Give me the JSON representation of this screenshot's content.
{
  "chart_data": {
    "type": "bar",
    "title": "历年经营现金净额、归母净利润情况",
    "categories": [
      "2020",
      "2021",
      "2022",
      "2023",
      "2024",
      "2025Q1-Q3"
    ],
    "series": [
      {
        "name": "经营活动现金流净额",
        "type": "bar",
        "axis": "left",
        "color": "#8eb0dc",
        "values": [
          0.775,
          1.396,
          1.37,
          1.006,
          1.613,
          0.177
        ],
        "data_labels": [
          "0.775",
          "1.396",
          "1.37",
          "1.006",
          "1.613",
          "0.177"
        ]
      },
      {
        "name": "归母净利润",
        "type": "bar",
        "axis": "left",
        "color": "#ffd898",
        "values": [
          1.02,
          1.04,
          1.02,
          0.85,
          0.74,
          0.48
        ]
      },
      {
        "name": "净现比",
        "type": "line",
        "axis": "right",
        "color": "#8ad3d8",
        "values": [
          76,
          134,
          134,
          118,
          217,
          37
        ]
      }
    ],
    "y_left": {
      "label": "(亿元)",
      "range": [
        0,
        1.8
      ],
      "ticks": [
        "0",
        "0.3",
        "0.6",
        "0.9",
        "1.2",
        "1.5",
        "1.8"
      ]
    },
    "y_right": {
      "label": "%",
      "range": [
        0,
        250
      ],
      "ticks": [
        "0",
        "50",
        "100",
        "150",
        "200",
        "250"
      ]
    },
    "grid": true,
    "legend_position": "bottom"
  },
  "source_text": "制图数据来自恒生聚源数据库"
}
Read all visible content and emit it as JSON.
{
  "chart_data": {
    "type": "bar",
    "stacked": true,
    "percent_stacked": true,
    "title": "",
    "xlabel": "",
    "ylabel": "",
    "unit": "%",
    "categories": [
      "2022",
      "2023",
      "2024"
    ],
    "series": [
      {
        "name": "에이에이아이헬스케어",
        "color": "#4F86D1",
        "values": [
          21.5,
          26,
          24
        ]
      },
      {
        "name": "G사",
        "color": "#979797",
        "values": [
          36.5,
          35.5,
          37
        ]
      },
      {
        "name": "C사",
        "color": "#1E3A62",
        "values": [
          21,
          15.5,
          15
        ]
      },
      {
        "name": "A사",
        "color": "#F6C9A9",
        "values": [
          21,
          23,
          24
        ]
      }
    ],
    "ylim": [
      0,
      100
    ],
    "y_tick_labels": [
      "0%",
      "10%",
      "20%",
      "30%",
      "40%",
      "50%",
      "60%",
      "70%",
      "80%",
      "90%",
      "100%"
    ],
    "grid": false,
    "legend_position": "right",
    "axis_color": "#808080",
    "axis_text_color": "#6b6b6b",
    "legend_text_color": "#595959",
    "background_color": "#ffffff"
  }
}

■ ■ ■ ■ ■ ■ ■

◆ **WHAT THE EXERCISE ASKS**:
Return the material in full, exactly as shown.

◆ **EXERCISE SOLUTION**:
Give me the JSON representation of this screenshot's content.
{
  "chart_data": {
    "type": "bar",
    "title": "历年经营现金净额、归母净利润情况",
    "categories": [
      "2020",
      "2021",
      "2022",
      "2023",
      "2024",
      "2025Q1-Q3"
    ],
    "series": [
      {
        "name": "经营活动现金流净额",
        "type": "bar",
        "axis": "left",
        "color": "#8eb0dc",
        "values": [
          0.775,
          1.396,
          1.37,
          1.006,
          1.613,
          0.177
        ],
        "data_labels": [
          "0.775",
          "1.396",
          "1.37",
          "1.006",
          "1.613",
          "0.177"
        ]
      },
      {
        "name": "归母净利润",
        "type": "bar",
        "axis": "left",
        "color": "#ffd898",
        "values": [
          1.02,
          1.04,
          1.02,
          0.85,
          0.74,
          0.48
        ]
      },
      {
        "name": "净现比",
        "type": "line",
        "axis": "right",
        "color": "#8ad3d8",
        "values": [
          76,
          134,
          134,
          118,
          217,
          37
        ]
      }
    ],
    "y_left": {
      "label": "(亿元)",
      "range": [
        0,
        1.8
      ],
      "ticks": [
        "0",
        "0.3",
        "0.6",
        "0.9",
        "1.2",
        "1.5",
        "1.8"
      ]
    },
    "y_right": {
      "label": "%",
      "range": [
        0,
        250
      ],
      "ticks": [
        "0",
        "50",
        "100",
        "150",
        "200",
        "250"
      ]
    },
    "grid": true,
    "legend_position": "bottom"
  },
  "source_text": "制图数据来自恒生聚源数据库"
}
Read all visible content and emit it as JSON.
{
  "chart_data": {
    "type": "bar",
    "stacked": true,
    "percent_stacked": true,
    "title": "",
    "xlabel": "",
    "ylabel": "",
    "unit": "%",
    "categories": [
      "2022",
      "2023",
      "2024"
    ],
    "series": [
      {
        "name": "에이에이아이헬스케어",
        "color": "#4F86D1",
        "values": [
          21.5,
          26,
          24
        ]
      },
      {
        "name": "G사",
        "color": "#979797",
        "values": [
          36.5,
          35.5,
          37
        ]
      },
      {
        "name": "C사",
        "color": "#1E3A62",
        "values": [
          21,
          15.5,
          15
        ]
      },
      {
        "name": "A사",
        "color": "#F6C9A9",
        "values": [
          21,
          23,
          24
        ]
      }
    ],
    "ylim": [
      0,
      100
    ],
    "y_tick_labels": [
      "0%",
      "10%",
      "20%",
      "30%",
      "40%",
      "50%",
      "60%",
      "70%",
      "80%",
      "90%",
      "100%"
    ],
    "grid": false,
    "legend_position": "right",
    "axis_color": "#808080",
    "axis_text_color": "#6b6b6b",
    "legend_text_color": "#595959",
    "background_color": "#ffffff"
  }
}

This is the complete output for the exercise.